Entries supplied

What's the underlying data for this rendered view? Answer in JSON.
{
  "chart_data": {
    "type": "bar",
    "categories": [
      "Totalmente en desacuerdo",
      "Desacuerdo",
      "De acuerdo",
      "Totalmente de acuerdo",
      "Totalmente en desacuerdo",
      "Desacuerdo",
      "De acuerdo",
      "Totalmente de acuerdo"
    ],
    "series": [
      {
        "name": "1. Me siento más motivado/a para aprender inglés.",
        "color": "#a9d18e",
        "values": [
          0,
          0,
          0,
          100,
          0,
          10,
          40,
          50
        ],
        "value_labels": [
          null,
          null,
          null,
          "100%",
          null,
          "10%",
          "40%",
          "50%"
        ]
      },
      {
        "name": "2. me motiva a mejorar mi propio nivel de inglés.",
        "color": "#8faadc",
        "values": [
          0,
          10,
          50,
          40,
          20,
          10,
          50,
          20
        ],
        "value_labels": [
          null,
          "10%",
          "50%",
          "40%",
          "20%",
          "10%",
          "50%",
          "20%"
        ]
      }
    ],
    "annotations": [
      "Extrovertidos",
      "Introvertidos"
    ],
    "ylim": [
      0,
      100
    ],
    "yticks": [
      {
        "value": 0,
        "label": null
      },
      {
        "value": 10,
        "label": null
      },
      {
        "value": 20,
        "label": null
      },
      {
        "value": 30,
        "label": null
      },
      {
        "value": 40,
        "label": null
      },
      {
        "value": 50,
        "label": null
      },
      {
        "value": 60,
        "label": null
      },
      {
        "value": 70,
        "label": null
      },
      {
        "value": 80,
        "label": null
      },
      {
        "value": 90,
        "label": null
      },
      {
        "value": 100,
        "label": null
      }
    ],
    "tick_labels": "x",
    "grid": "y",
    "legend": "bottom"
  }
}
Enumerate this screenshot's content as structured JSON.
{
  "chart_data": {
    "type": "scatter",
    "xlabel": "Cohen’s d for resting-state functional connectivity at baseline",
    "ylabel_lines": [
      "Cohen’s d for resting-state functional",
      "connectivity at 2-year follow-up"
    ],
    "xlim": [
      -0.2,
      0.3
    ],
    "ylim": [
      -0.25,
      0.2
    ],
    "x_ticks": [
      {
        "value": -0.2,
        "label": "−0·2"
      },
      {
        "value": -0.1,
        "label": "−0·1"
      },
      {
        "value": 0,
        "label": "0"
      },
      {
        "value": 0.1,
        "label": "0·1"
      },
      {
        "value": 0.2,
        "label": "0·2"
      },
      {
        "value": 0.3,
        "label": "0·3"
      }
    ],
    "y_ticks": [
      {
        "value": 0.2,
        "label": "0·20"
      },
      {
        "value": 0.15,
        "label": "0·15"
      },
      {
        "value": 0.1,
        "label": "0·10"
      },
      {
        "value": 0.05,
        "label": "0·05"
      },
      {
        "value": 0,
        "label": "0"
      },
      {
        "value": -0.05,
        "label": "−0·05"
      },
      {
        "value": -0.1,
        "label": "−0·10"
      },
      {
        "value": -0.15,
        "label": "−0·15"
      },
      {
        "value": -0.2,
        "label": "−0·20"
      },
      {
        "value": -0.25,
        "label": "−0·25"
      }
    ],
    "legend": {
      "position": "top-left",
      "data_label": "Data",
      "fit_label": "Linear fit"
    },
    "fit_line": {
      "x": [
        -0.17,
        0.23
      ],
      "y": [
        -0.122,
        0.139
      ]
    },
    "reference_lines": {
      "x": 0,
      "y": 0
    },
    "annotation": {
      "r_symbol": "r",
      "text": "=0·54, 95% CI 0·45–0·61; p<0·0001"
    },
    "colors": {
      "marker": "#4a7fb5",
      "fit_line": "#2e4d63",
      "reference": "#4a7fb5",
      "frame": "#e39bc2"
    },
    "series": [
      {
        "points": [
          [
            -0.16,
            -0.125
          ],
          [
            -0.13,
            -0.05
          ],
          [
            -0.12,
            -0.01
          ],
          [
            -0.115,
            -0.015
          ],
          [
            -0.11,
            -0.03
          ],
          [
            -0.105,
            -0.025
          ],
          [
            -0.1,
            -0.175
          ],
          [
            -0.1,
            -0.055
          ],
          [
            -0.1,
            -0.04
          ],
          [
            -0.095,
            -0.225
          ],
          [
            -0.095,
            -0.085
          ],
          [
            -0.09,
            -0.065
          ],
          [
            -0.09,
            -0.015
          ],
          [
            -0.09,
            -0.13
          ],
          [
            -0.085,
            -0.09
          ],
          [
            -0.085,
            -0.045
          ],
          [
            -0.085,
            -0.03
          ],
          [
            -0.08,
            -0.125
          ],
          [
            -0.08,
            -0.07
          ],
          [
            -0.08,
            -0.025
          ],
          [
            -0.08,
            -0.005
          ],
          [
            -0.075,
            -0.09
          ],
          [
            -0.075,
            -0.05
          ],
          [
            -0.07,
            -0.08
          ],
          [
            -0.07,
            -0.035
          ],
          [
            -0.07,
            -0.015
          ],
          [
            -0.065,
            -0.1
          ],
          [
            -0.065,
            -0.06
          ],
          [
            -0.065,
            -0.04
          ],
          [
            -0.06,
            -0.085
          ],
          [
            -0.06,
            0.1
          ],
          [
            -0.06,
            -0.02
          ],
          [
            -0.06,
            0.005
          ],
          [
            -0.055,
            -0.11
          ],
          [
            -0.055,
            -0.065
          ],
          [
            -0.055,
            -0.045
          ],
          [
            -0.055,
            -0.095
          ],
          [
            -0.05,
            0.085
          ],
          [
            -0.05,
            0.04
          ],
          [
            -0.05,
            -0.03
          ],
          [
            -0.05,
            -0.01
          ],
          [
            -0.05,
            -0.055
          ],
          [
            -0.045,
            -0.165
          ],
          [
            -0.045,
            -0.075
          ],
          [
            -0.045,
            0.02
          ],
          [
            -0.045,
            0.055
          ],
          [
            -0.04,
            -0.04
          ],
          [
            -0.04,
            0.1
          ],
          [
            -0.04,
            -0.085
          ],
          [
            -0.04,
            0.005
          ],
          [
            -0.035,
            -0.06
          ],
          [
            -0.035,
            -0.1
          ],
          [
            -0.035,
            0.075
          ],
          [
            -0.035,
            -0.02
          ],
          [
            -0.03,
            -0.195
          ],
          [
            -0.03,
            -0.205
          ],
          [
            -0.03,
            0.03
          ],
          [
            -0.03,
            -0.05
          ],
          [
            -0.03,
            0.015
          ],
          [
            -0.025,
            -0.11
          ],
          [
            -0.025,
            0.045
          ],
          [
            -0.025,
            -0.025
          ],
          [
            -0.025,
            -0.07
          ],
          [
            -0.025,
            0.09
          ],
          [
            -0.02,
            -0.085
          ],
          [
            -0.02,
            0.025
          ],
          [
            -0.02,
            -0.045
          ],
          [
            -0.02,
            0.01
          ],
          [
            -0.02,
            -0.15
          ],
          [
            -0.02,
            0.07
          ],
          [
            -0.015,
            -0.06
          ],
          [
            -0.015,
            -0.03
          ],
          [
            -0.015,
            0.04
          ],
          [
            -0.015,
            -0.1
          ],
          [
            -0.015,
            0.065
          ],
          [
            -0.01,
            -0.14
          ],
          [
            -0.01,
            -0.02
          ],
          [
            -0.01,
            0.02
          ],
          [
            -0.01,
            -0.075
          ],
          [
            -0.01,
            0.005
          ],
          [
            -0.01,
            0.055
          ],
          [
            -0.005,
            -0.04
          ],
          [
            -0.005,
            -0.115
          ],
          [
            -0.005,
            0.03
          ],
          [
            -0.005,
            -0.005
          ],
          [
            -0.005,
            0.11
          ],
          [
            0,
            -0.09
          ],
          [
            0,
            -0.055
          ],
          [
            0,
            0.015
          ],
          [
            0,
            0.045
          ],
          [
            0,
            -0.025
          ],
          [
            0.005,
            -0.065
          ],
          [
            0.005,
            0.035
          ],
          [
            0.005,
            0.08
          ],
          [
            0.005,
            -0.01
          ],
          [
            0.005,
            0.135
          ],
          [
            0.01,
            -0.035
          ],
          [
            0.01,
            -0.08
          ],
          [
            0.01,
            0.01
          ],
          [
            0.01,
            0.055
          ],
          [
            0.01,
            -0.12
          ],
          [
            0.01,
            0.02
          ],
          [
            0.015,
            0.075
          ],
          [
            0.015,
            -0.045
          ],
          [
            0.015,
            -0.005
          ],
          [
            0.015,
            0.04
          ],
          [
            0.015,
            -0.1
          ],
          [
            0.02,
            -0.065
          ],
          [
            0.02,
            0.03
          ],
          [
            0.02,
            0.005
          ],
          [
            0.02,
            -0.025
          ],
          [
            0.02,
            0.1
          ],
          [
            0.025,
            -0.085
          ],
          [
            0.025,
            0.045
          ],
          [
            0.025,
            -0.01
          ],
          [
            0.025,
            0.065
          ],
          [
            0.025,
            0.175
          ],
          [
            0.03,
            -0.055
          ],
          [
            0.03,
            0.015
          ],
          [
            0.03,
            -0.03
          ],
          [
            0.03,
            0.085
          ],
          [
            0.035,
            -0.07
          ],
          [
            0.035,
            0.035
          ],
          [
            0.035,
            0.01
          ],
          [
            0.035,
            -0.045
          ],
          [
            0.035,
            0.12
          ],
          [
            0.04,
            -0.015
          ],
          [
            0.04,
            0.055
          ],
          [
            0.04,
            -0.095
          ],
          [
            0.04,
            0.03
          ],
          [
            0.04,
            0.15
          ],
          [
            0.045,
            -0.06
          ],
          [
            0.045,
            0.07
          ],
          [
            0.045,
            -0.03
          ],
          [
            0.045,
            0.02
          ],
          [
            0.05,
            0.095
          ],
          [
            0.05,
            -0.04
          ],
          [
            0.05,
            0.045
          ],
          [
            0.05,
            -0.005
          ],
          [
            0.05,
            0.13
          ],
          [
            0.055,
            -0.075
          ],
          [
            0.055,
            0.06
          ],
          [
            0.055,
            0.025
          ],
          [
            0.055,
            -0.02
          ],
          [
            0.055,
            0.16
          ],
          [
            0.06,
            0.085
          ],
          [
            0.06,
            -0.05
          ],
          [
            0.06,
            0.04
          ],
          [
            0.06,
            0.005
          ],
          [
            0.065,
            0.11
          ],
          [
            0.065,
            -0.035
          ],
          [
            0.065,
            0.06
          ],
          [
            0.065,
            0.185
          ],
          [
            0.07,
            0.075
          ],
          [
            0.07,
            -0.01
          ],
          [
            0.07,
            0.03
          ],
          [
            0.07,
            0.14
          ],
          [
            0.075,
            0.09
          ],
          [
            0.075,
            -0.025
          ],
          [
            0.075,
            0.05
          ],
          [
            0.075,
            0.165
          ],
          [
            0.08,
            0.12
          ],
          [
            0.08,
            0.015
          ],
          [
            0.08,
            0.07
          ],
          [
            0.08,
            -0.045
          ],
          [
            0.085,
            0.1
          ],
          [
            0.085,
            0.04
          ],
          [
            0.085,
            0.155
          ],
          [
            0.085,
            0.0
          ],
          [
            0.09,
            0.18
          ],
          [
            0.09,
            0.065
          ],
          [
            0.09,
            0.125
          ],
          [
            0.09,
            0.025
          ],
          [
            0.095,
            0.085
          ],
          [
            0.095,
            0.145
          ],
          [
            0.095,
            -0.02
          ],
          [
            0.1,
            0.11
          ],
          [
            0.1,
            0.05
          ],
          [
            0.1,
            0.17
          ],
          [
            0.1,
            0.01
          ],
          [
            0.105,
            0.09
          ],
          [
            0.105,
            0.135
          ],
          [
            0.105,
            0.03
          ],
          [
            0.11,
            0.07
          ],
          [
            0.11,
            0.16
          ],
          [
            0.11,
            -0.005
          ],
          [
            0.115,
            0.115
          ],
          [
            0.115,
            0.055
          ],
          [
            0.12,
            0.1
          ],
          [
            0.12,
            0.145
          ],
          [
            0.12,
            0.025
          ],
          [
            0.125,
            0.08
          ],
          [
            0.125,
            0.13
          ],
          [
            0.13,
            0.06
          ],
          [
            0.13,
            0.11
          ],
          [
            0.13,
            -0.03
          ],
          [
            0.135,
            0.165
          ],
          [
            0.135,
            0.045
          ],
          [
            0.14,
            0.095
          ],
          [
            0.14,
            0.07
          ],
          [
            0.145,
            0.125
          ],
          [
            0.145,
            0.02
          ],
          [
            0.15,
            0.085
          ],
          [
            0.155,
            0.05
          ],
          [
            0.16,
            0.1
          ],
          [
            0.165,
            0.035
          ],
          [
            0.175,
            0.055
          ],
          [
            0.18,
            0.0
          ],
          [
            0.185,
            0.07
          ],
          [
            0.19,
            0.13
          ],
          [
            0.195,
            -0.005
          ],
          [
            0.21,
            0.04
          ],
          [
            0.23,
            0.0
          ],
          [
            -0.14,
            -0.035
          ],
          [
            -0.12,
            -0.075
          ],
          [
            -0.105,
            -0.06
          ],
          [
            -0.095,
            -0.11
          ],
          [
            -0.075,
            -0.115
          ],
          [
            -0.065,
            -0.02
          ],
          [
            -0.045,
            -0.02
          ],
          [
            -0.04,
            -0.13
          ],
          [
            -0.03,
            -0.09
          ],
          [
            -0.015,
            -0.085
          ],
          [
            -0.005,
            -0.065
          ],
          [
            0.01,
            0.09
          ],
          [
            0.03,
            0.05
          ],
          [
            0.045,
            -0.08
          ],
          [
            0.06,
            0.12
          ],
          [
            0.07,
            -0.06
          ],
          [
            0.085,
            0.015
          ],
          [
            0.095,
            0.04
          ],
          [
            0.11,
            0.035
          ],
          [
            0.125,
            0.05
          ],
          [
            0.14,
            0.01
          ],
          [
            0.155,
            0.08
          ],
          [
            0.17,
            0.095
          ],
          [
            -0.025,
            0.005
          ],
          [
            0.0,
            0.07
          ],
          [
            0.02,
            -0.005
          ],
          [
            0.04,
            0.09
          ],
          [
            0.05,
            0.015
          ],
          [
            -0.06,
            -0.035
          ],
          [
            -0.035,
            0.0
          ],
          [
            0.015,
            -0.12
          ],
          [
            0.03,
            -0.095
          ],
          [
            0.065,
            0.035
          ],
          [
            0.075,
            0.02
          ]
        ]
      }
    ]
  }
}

Problem to solve
Copy every line in the listing above where the string "functional" turns up.

Problem solution
    "xlabel": "Cohen’s d for resting-state functional connectivity at baseline",
      "Cohen’s d for resting-state functional",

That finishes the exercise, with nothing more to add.